Will you output the entries below exactly, skipping every image they contain?

[ENTRIES SUPPLIED]
━━━━━━━━

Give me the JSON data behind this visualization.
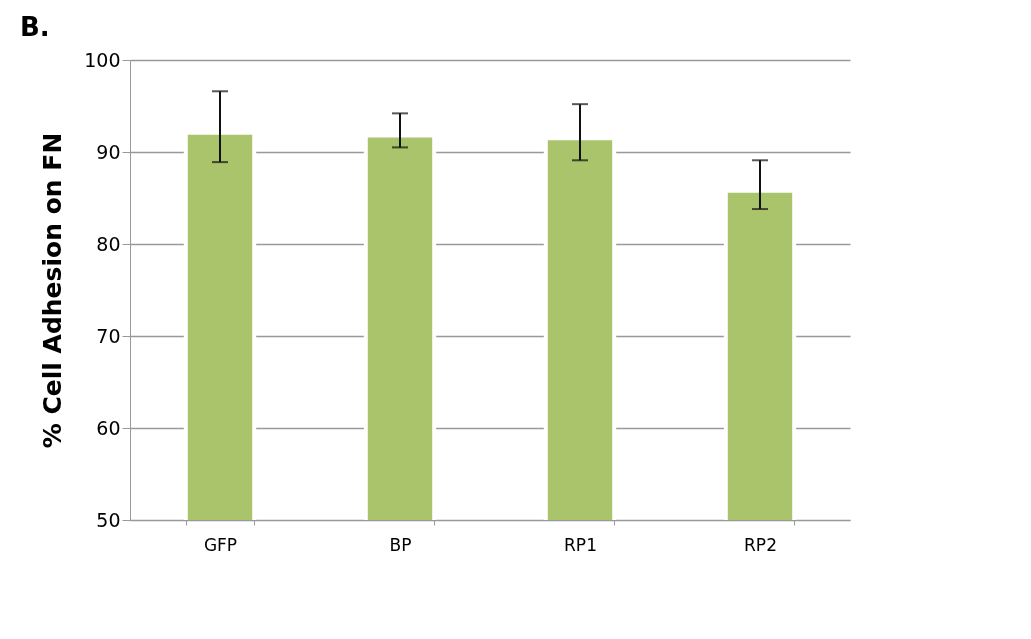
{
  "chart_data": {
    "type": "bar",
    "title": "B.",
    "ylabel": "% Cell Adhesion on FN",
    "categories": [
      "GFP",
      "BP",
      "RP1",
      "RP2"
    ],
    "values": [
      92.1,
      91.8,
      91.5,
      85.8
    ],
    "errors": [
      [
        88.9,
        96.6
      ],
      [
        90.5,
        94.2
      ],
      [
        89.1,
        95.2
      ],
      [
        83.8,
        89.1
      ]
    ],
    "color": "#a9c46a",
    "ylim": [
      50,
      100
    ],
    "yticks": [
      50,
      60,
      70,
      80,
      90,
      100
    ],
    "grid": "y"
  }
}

━━━━━━━━

[RESPONSE FOR THIS EXERCISE]
Give me the JSON data behind this visualization.
{
  "chart_data": {
    "type": "bar",
    "title": "B.",
    "ylabel": "% Cell Adhesion on FN",
    "categories": [
      "GFP",
      "BP",
      "RP1",
      "RP2"
    ],
    "values": [
      92.1,
      91.8,
      91.5,
      85.8
    ],
    "errors": [
      [
        88.9,
        96.6
      ],
      [
        90.5,
        94.2
      ],
      [
        89.1,
        95.2
      ],
      [
        83.8,
        89.1
      ]
    ],
    "color": "#a9c46a",
    "ylim": [
      50,
      100
    ],
    "yticks": [
      50,
      60,
      70,
      80,
      90,
      100
    ],
    "grid": "y"
  }
}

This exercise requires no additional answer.